▸ **Exercise aim**: Emit the line that holds "Decode this chart: output" and all lines following it through the end of the data, verbatim, and nothing else.

▸ **Data in this exercise**:
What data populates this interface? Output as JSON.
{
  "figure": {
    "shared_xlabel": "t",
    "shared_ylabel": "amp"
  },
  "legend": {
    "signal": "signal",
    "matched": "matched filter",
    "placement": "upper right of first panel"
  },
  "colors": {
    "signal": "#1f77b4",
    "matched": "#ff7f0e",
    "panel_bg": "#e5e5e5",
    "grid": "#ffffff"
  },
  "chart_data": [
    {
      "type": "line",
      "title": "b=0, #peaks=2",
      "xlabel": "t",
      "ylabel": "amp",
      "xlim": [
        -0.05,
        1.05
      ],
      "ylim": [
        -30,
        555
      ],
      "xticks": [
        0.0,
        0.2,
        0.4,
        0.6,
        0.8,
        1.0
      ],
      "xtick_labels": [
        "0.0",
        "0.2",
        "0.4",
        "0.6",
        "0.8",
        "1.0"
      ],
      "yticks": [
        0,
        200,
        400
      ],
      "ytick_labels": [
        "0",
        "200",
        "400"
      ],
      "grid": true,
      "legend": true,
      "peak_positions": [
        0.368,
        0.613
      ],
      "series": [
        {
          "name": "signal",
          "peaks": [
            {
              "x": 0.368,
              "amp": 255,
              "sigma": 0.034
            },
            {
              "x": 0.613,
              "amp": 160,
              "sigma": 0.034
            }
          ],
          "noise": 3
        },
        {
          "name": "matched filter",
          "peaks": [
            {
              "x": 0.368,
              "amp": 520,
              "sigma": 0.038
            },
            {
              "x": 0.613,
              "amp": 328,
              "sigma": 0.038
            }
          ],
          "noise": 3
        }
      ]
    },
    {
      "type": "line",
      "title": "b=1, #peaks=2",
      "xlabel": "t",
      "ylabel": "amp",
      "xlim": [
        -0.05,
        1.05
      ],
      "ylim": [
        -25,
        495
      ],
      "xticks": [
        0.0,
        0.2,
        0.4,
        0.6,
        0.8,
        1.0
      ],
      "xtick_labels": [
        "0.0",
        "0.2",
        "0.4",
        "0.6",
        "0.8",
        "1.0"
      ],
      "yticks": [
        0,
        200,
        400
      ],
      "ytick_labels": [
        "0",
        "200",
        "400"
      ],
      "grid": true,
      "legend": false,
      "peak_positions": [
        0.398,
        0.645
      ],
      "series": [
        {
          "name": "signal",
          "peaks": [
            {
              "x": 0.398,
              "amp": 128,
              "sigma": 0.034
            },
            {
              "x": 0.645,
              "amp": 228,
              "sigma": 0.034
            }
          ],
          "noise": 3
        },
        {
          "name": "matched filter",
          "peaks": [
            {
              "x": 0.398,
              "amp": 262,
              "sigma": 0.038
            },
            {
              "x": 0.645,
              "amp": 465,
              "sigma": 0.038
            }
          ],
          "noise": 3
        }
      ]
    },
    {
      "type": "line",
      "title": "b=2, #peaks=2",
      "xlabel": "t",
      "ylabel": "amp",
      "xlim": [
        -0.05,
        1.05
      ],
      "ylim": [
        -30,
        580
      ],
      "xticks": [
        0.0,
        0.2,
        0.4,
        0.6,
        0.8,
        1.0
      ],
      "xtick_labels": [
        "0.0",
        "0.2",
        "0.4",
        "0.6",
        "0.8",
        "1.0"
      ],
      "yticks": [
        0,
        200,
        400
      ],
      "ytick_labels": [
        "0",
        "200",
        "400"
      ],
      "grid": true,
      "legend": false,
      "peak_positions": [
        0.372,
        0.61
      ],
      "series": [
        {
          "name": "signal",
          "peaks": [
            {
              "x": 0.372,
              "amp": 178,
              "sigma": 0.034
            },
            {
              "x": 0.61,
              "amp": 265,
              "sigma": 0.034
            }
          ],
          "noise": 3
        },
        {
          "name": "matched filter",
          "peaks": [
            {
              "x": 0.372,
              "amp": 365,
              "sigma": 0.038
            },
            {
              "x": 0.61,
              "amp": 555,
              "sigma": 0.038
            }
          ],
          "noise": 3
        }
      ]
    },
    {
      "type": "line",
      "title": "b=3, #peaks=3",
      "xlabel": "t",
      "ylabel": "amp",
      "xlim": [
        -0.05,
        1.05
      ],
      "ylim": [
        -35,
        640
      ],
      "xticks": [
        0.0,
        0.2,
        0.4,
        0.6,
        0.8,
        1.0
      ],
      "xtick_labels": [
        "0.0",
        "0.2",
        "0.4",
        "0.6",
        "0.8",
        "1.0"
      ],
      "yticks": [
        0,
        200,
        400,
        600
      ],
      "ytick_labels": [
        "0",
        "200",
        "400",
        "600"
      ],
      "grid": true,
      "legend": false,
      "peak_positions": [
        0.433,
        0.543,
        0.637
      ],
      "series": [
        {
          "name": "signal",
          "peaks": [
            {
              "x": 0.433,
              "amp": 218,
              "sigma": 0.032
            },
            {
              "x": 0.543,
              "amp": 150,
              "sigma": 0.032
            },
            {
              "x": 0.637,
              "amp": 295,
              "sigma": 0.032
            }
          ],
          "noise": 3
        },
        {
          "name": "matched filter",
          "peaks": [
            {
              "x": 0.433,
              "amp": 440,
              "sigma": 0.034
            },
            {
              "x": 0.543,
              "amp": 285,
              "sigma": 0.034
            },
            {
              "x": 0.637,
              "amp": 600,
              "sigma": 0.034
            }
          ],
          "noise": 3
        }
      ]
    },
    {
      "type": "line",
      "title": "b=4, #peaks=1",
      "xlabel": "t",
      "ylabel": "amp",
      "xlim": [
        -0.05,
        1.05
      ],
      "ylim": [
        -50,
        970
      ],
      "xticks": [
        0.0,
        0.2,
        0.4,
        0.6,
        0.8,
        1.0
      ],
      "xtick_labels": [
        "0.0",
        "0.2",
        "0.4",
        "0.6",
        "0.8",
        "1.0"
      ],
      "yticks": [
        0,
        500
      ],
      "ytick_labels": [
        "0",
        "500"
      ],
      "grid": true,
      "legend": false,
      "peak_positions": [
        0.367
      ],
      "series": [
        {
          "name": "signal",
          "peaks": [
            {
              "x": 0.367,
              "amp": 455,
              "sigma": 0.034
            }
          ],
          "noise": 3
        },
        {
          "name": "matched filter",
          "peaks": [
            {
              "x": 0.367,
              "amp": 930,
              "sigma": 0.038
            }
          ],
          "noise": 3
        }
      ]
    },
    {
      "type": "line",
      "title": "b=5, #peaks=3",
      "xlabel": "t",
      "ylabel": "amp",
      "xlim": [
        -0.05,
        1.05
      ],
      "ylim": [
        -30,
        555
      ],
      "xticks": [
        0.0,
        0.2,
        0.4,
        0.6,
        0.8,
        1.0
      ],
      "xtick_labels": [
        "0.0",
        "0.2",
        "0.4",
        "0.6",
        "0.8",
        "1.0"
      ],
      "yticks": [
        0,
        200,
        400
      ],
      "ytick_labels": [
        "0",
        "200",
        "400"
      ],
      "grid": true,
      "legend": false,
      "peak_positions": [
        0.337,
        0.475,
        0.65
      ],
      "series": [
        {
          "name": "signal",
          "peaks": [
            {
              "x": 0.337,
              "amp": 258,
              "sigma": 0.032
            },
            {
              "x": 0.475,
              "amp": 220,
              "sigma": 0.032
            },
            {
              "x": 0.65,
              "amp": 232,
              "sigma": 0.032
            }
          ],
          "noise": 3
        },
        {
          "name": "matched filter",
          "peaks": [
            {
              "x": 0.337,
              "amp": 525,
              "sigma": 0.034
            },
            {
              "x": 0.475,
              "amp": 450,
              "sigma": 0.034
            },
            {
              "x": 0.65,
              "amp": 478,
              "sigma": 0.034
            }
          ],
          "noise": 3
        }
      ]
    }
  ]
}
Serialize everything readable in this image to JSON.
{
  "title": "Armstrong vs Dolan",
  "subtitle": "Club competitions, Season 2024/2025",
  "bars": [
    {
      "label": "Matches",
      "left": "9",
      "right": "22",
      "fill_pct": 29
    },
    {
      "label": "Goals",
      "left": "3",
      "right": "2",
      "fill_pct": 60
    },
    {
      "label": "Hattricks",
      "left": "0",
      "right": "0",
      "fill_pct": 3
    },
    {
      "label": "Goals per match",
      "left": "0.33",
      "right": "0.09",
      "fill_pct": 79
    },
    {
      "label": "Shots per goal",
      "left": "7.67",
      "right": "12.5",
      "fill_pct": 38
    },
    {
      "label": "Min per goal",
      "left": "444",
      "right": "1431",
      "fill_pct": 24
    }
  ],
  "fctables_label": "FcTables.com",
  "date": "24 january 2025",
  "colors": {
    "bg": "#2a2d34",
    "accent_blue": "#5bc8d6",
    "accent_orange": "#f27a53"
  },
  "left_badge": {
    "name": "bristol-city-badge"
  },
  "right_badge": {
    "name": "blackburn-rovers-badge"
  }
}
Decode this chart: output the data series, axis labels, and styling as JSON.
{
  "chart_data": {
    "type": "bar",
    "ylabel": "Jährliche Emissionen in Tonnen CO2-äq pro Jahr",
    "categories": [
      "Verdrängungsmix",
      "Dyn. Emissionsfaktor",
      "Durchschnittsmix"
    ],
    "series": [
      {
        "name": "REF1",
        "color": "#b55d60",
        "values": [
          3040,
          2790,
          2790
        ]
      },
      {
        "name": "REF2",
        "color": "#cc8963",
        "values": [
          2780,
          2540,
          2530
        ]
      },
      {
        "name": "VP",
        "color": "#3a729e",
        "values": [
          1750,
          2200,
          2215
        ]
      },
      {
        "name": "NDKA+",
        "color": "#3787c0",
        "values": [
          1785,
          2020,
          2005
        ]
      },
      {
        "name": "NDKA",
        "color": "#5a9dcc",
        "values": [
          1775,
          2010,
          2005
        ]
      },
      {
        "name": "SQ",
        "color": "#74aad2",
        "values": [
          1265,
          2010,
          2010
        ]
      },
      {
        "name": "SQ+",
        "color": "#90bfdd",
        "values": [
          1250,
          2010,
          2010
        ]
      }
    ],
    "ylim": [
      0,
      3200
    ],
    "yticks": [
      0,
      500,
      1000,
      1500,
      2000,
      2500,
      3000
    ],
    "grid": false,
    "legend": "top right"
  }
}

▸ **The completed task**:
Decode this chart: output the data series, axis labels, and styling as JSON.
{
  "chart_data": {
    "type": "bar",
    "ylabel": "Jährliche Emissionen in Tonnen CO2-äq pro Jahr",
    "categories": [
      "Verdrängungsmix",
      "Dyn. Emissionsfaktor",
      "Durchschnittsmix"
    ],
    "series": [
      {
        "name": "REF1",
        "color": "#b55d60",
        "values": [
          3040,
          2790,
          2790
        ]
      },
      {
        "name": "REF2",
        "color": "#cc8963",
        "values": [
          2780,
          2540,
          2530
        ]
      },
      {
        "name": "VP",
        "color": "#3a729e",
        "values": [
          1750,
          2200,
          2215
        ]
      },
      {
        "name": "NDKA+",
        "color": "#3787c0",
        "values": [
          1785,
          2020,
          2005
        ]
      },
      {
        "name": "NDKA",
        "color": "#5a9dcc",
        "values": [
          1775,
          2010,
          2005
        ]
      },
      {
        "name": "SQ",
        "color": "#74aad2",
        "values": [
          1265,
          2010,
          2010
        ]
      },
      {
        "name": "SQ+",
        "color": "#90bfdd",
        "values": [
          1250,
          2010,
          2010
        ]
      }
    ],
    "ylim": [
      0,
      3200
    ],
    "yticks": [
      0,
      500,
      1000,
      1500,
      2000,
      2500,
      3000
    ],
    "grid": false,
    "legend": "top right"
  }
}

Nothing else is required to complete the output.